### Data in this exercise ###
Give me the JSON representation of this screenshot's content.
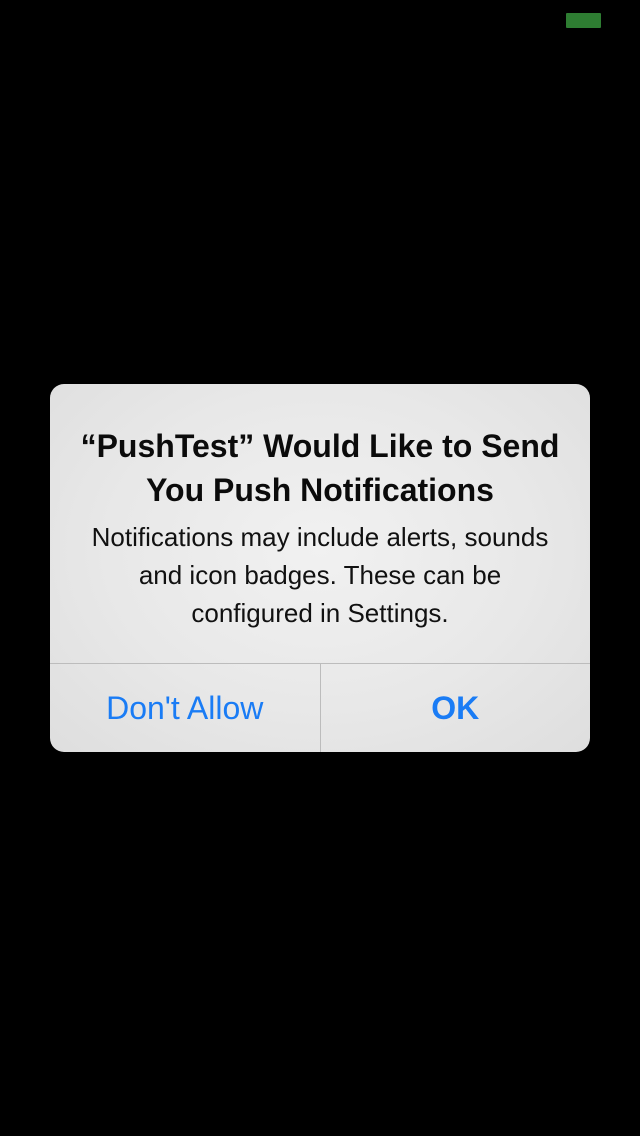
{
  "status_bar": {
    "battery_color": "#2e7d32"
  },
  "alert": {
    "title": "“PushTest” Would Like to Send You Push Notifications",
    "message": "Notifications may include alerts, sounds and icon badges. These can be configured in Settings.",
    "buttons": [
      {
        "label": "Don't Allow",
        "color": "#1a7cf5"
      },
      {
        "label": "OK",
        "color": "#1a7cf5"
      }
    ]
  }
}
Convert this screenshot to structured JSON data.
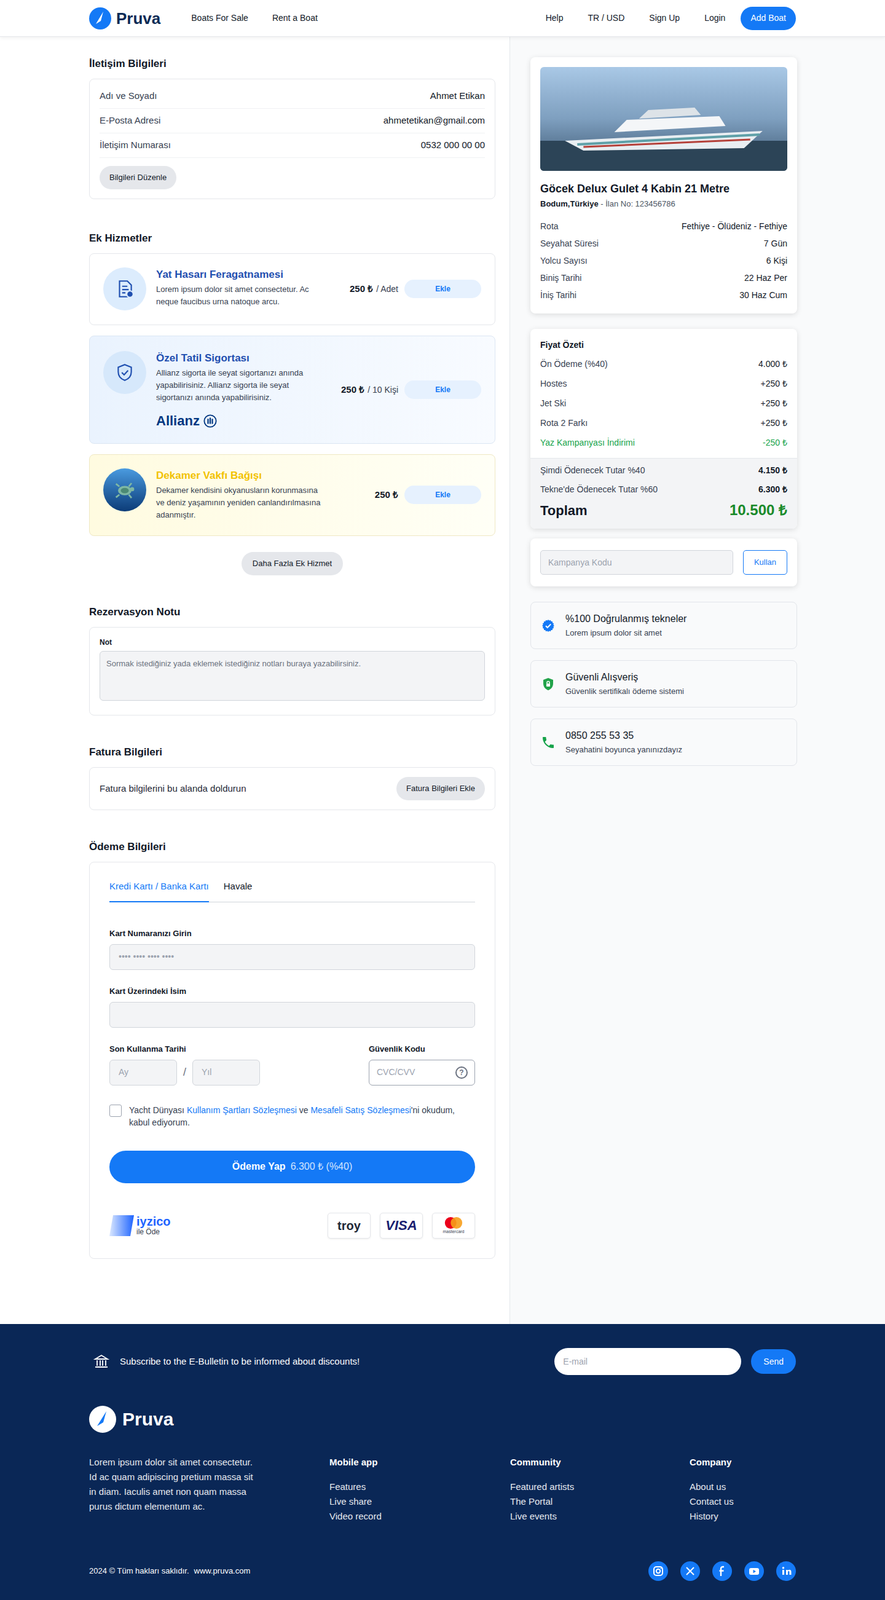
{
  "header": {
    "logo": "Pruva",
    "nav": [
      "Boats For Sale",
      "Rent a Boat"
    ],
    "right": [
      "Help",
      "TR / USD",
      "Sign Up",
      "Login"
    ],
    "cta": "Add Boat"
  },
  "contact": {
    "title": "İletişim Bilgileri",
    "rows": [
      {
        "label": "Adı ve Soyadı",
        "value": "Ahmet Etikan"
      },
      {
        "label": "E-Posta Adresi",
        "value": "ahmetetikan@gmail.com"
      },
      {
        "label": "İletişim Numarası",
        "value": "0532 000 00 00"
      }
    ],
    "button": "Bilgileri Düzenle"
  },
  "services": {
    "title": "Ek Hizmetler",
    "items": [
      {
        "kind": "waiver",
        "color": "#1f4fb0",
        "title": "Yat Hasarı Feragatnamesi",
        "desc": "Lorem ipsum dolor sit amet consectetur. Ac neque faucibus urna natoque arcu.",
        "price": "250 ₺",
        "unit": "/ Adet",
        "button": "Ekle"
      },
      {
        "kind": "insurance",
        "color": "#1f4fb0",
        "title": "Özel Tatil Sigortası",
        "desc": "Allianz sigorta ile seyat sigortanızı anında yapabilirisiniz. Allianz sigorta ile seyat sigortanızı anında yapabilirisiniz.",
        "brand": "Allianz",
        "price": "250 ₺",
        "unit": "/ 10 Kişi",
        "button": "Ekle"
      },
      {
        "kind": "donation",
        "color": "#f2c200",
        "title": "Dekamer Vakfı Bağışı",
        "desc": "Dekamer kendisini okyanusların korunmasına ve deniz yaşamının yeniden canlandırılmasına adanmıştır.",
        "price": "250 ₺",
        "button": "Ekle"
      }
    ],
    "more": "Daha Fazla Ek Hizmet"
  },
  "note": {
    "title": "Rezervasyon Notu",
    "label": "Not",
    "placeholder": "Sormak istediğiniz yada eklemek istediğiniz notları buraya yazabilirsiniz."
  },
  "invoice": {
    "title": "Fatura Bilgileri",
    "text": "Fatura bilgilerini bu alanda doldurun",
    "button": "Fatura Bilgileri Ekle"
  },
  "payment": {
    "title": "Ödeme Bilgileri",
    "tabs": [
      {
        "label": "Kredi Kartı / Banka Kartı",
        "selected": true
      },
      {
        "label": "Havale",
        "selected": false
      }
    ],
    "card_number": {
      "label": "Kart Numaranızı Girin",
      "placeholder": "•••• •••• •••• ••••"
    },
    "card_name": {
      "label": "Kart Üzerindeki İsim"
    },
    "expiry": {
      "label": "Son Kullanma Tarihi",
      "month": "Ay",
      "separator": "/",
      "year": "Yıl"
    },
    "cvc": {
      "label": "Güvenlik Kodu",
      "placeholder": "CVC/CVV",
      "help": "?"
    },
    "agreement": {
      "checked": false,
      "parts": [
        {
          "kind": "text",
          "text": "Yacht Dünyası "
        },
        {
          "kind": "link",
          "text": "Kullanım Şartları Sözleşmesi"
        },
        {
          "kind": "text",
          "text": " ve "
        },
        {
          "kind": "link",
          "text": "Mesafeli Satış Sözleşmesi"
        },
        {
          "kind": "text",
          "text": "'ni okudum, kabul ediyorum."
        }
      ]
    },
    "pay": {
      "label": "Ödeme Yap",
      "amount": "6.300 ₺ (%40)"
    },
    "iyzico": {
      "name": "iyzico",
      "sub": "ile Öde"
    },
    "cards": [
      {
        "kind": "troy",
        "text": "troy"
      },
      {
        "kind": "visa",
        "text": "VISA"
      },
      {
        "kind": "mastercard",
        "text": "mastercard"
      }
    ]
  },
  "boat": {
    "title": "Göcek Delux Gulet 4 Kabin 21 Metre",
    "location": "Bodum,Türkiye",
    "listing": "- İlan No: 123456786",
    "details": [
      {
        "label": "Rota",
        "value": "Fethiye - Ölüdeniz - Fethiye"
      },
      {
        "label": "Seyahat Süresi",
        "value": "7 Gün"
      },
      {
        "label": "Yolcu Sayısı",
        "value": "6 Kişi"
      },
      {
        "label": "Biniş Tarihi",
        "value": "22 Haz Per"
      },
      {
        "label": "İniş Tarihi",
        "value": "30 Haz Cum"
      }
    ]
  },
  "price": {
    "title": "Fiyat Özeti",
    "lines": [
      {
        "kind": "charge",
        "label": "Ön Ödeme (%40)",
        "value": "4.000 ₺"
      },
      {
        "kind": "charge",
        "label": "Hostes",
        "value": "+250 ₺"
      },
      {
        "kind": "charge",
        "label": "Jet Ski",
        "value": "+250 ₺"
      },
      {
        "kind": "charge",
        "label": "Rota 2 Farkı",
        "value": "+250 ₺"
      },
      {
        "kind": "discount",
        "label": "Yaz Kampanyası İndirimi",
        "value": "-250 ₺"
      }
    ],
    "payable": [
      {
        "label": "Şimdi Ödenecek Tutar %40",
        "value": "4.150 ₺"
      },
      {
        "label": "Tekne'de Ödenecek Tutar %60",
        "value": "6.300 ₺"
      }
    ],
    "total_label": "Toplam",
    "total": "10.500 ₺"
  },
  "coupon": {
    "placeholder": "Kampanya Kodu",
    "button": "Kullan"
  },
  "features": [
    {
      "kind": "verified",
      "title": "%100 Doğrulanmış tekneler",
      "text": "Lorem ipsum dolor sit amet"
    },
    {
      "kind": "secure",
      "title": "Güvenli Alışveriş",
      "text": "Güvenlik sertifikalı ödeme sistemi"
    },
    {
      "kind": "phone",
      "title": "0850 255 53 35",
      "text": "Seyahatini boyunca yanınızdayız"
    }
  ],
  "footer": {
    "newsletter": "Subscribe to the E-Bulletin to be informed about discounts!",
    "email_placeholder": "E-mail",
    "send": "Send",
    "logo": "Pruva",
    "about": "Lorem ipsum dolor sit amet consectetur. Id ac quam adipiscing pretium massa sit in diam. Iaculis amet non quam massa purus dictum elementum ac.",
    "columns": [
      {
        "title": "Mobile app",
        "links": [
          "Features",
          "Live share",
          "Video record"
        ]
      },
      {
        "title": "Community",
        "links": [
          "Featured artists",
          "The Portal",
          "Live events"
        ]
      },
      {
        "title": "Company",
        "links": [
          "About us",
          "Contact us",
          "History"
        ]
      }
    ],
    "copyright": "2024 © Tüm hakları saklıdır.",
    "site": "www.pruva.com",
    "social": [
      {
        "kind": "instagram"
      },
      {
        "kind": "x"
      },
      {
        "kind": "facebook"
      },
      {
        "kind": "youtube"
      },
      {
        "kind": "linkedin"
      }
    ]
  }
}
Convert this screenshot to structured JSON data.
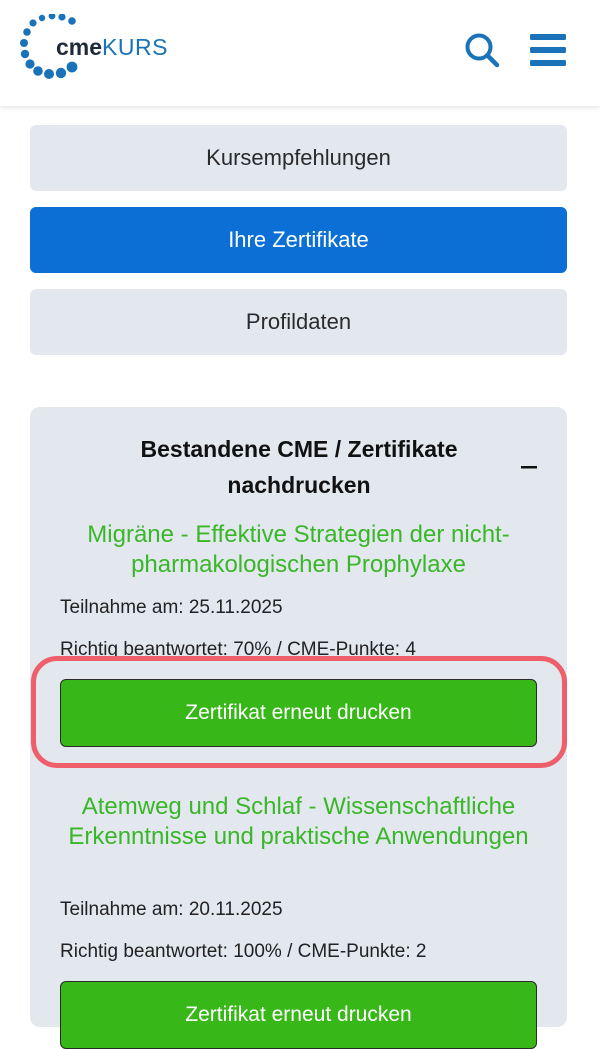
{
  "header": {
    "logo": {
      "brand_left": "cme",
      "brand_right": "KURS"
    },
    "icons": {
      "search": "search-icon",
      "menu": "hamburger-menu-icon"
    }
  },
  "nav": {
    "items": [
      {
        "label": "Kursempfehlungen",
        "active": false
      },
      {
        "label": "Ihre Zertifikate",
        "active": true
      },
      {
        "label": "Profildaten",
        "active": false
      }
    ]
  },
  "certificates": {
    "title": "Bestandene CME / Zertifikate nachdrucken",
    "collapse_symbol": "–",
    "items": [
      {
        "title": "Migräne - Effektive Strategien der nicht-pharmakologischen Prophylaxe",
        "participation": "Teilnahme am: 25.11.2025",
        "result": "Richtig beantwortet: 70% / CME-Punkte: 4",
        "button_label": "Zertifikat erneut drucken"
      },
      {
        "title": "Atemweg und Schlaf - Wissenschaftliche Erkenntnisse und praktische Anwendungen",
        "participation": "Teilnahme am: 20.11.2025",
        "result": "Richtig beantwortet: 100% / CME-Punkte: 2",
        "button_label": "Zertifikat erneut drucken"
      }
    ]
  },
  "colors": {
    "brand_blue": "#1a73b8",
    "nav_active": "#0c6fd6",
    "nav_inactive": "#e3e8ef",
    "course_title_green": "#3ab629",
    "print_button_green": "#37b718",
    "highlight_red": "#ef5f6b"
  }
}
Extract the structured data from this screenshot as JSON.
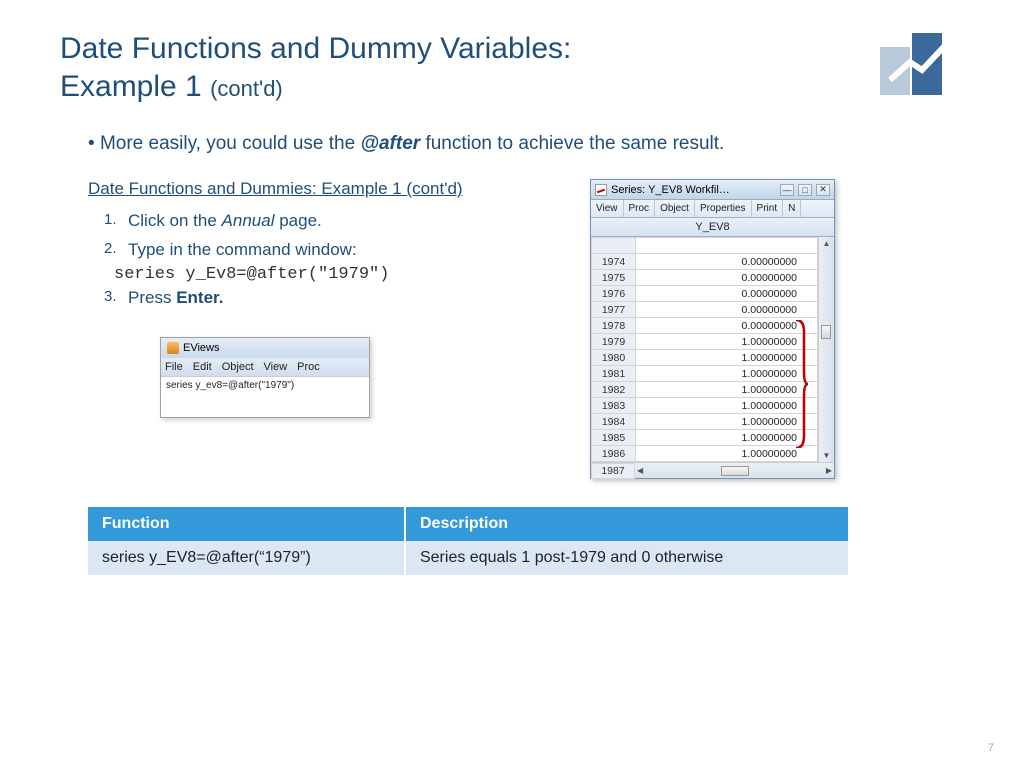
###
» **Stated goal**:
Go through the listing above and locate each line that holds the word "Zertifikate". Copy those lines.

» **Output below**:
        "label": "Ihre Zertifikate",
    "title": "Bestandene CME / Zertifikate nachdrucken",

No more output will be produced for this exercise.